## BEGIN LISTED ENTRIES
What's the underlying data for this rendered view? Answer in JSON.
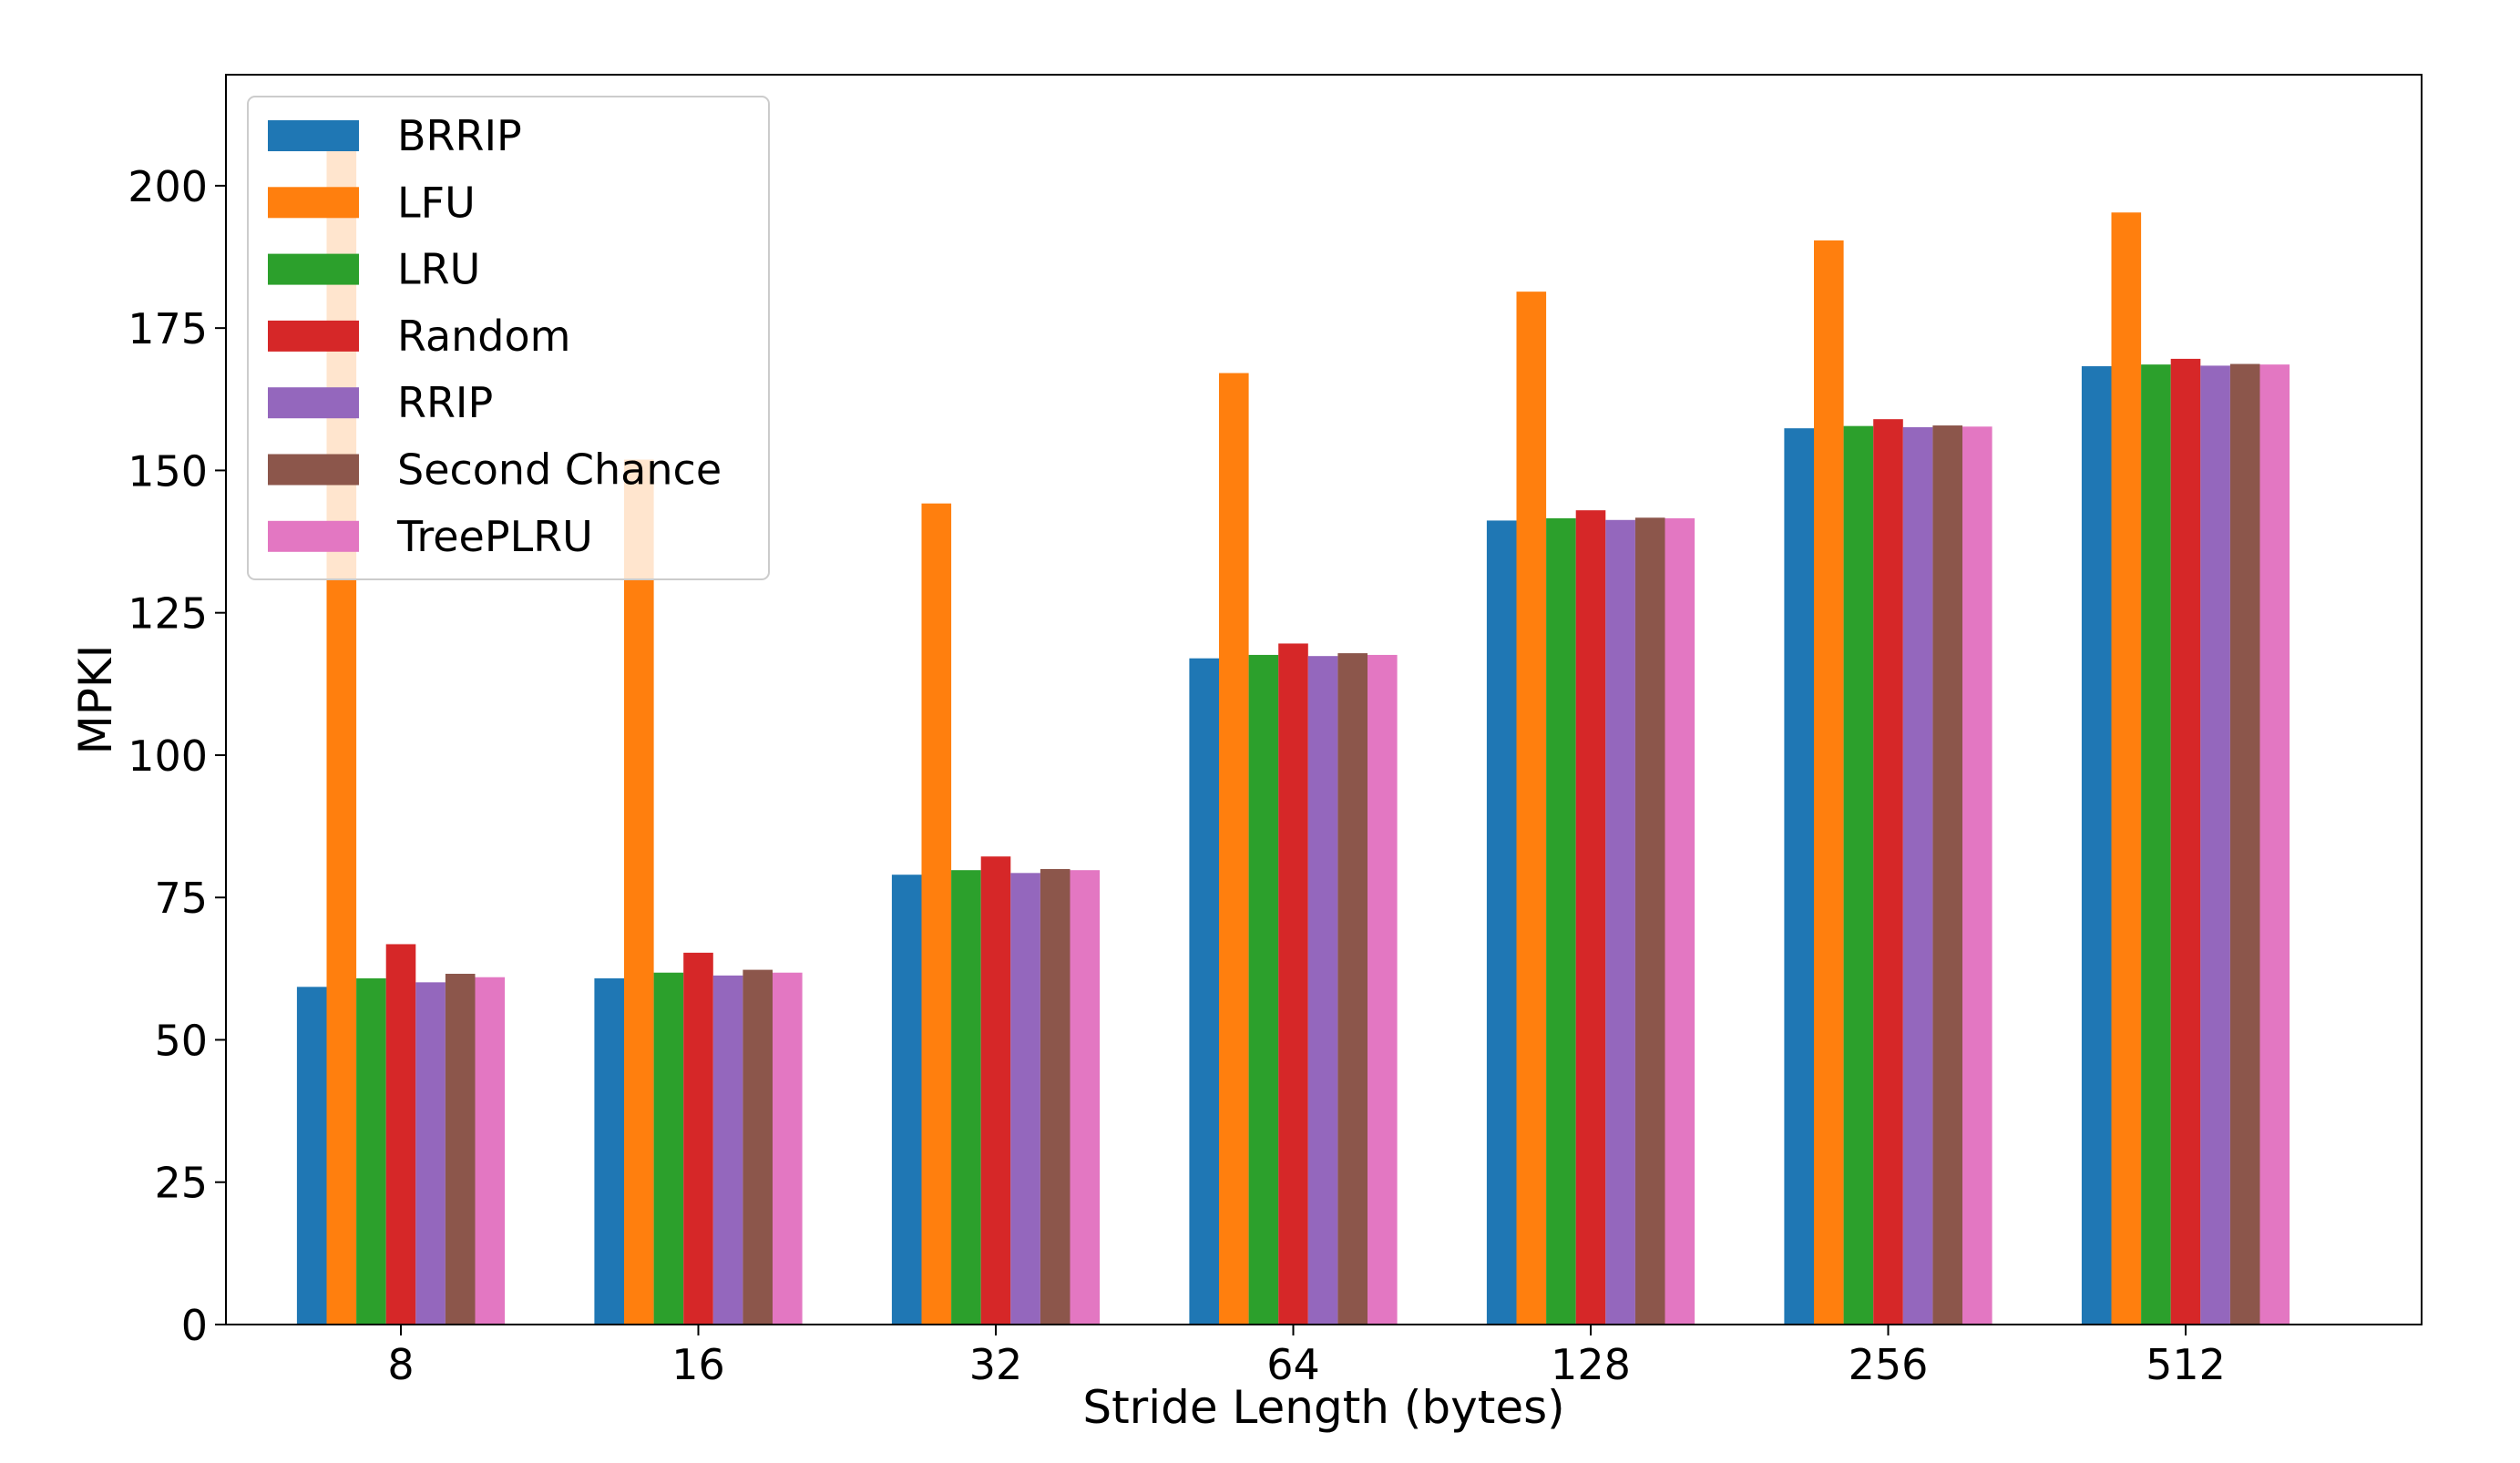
{
  "chart_data": {
    "type": "bar",
    "title": "",
    "xlabel": "Stride Length (bytes)",
    "ylabel": "MPKI",
    "categories": [
      "8",
      "16",
      "32",
      "64",
      "128",
      "256",
      "512"
    ],
    "ylim": [
      0,
      219.5
    ],
    "yticks": [
      0,
      25,
      50,
      75,
      100,
      125,
      150,
      175,
      200
    ],
    "grid": false,
    "legend_position": "top-left",
    "series": [
      {
        "name": "BRRIP",
        "color": "#1f77b4",
        "values": [
          59.3,
          60.8,
          79.0,
          117.0,
          141.2,
          157.4,
          168.3
        ]
      },
      {
        "name": "LFU",
        "color": "#ff7f0e",
        "values": [
          208.4,
          151.9,
          144.2,
          167.1,
          181.4,
          190.4,
          195.3
        ]
      },
      {
        "name": "LRU",
        "color": "#2ca02c",
        "values": [
          60.8,
          61.8,
          79.8,
          117.6,
          141.6,
          157.8,
          168.6
        ]
      },
      {
        "name": "Random",
        "color": "#d62728",
        "values": [
          66.8,
          65.3,
          82.2,
          119.6,
          143.0,
          159.0,
          169.6
        ]
      },
      {
        "name": "RRIP",
        "color": "#9467bd",
        "values": [
          60.1,
          61.3,
          79.3,
          117.4,
          141.3,
          157.6,
          168.4
        ]
      },
      {
        "name": "Second Chance",
        "color": "#8c564b",
        "values": [
          61.6,
          62.3,
          80.0,
          117.9,
          141.7,
          157.9,
          168.7
        ]
      },
      {
        "name": "TreePLRU",
        "color": "#e377c2",
        "values": [
          61.0,
          61.8,
          79.8,
          117.6,
          141.6,
          157.7,
          168.6
        ]
      }
    ]
  }
}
## END LISTED ENTRIES
**DO THIS**:
Leave out the pictures and repeat everything else in the records exactly.

**RESULT BELOW**:
What's the underlying data for this rendered view? Answer in JSON.
{
  "chart_data": {
    "type": "bar",
    "title": "",
    "xlabel": "Stride Length (bytes)",
    "ylabel": "MPKI",
    "categories": [
      "8",
      "16",
      "32",
      "64",
      "128",
      "256",
      "512"
    ],
    "ylim": [
      0,
      219.5
    ],
    "yticks": [
      0,
      25,
      50,
      75,
      100,
      125,
      150,
      175,
      200
    ],
    "grid": false,
    "legend_position": "top-left",
    "series": [
      {
        "name": "BRRIP",
        "color": "#1f77b4",
        "values": [
          59.3,
          60.8,
          79.0,
          117.0,
          141.2,
          157.4,
          168.3
        ]
      },
      {
        "name": "LFU",
        "color": "#ff7f0e",
        "values": [
          208.4,
          151.9,
          144.2,
          167.1,
          181.4,
          190.4,
          195.3
        ]
      },
      {
        "name": "LRU",
        "color": "#2ca02c",
        "values": [
          60.8,
          61.8,
          79.8,
          117.6,
          141.6,
          157.8,
          168.6
        ]
      },
      {
        "name": "Random",
        "color": "#d62728",
        "values": [
          66.8,
          65.3,
          82.2,
          119.6,
          143.0,
          159.0,
          169.6
        ]
      },
      {
        "name": "RRIP",
        "color": "#9467bd",
        "values": [
          60.1,
          61.3,
          79.3,
          117.4,
          141.3,
          157.6,
          168.4
        ]
      },
      {
        "name": "Second Chance",
        "color": "#8c564b",
        "values": [
          61.6,
          62.3,
          80.0,
          117.9,
          141.7,
          157.9,
          168.7
        ]
      },
      {
        "name": "TreePLRU",
        "color": "#e377c2",
        "values": [
          61.0,
          61.8,
          79.8,
          117.6,
          141.6,
          157.7,
          168.6
        ]
      }
    ]
  }
}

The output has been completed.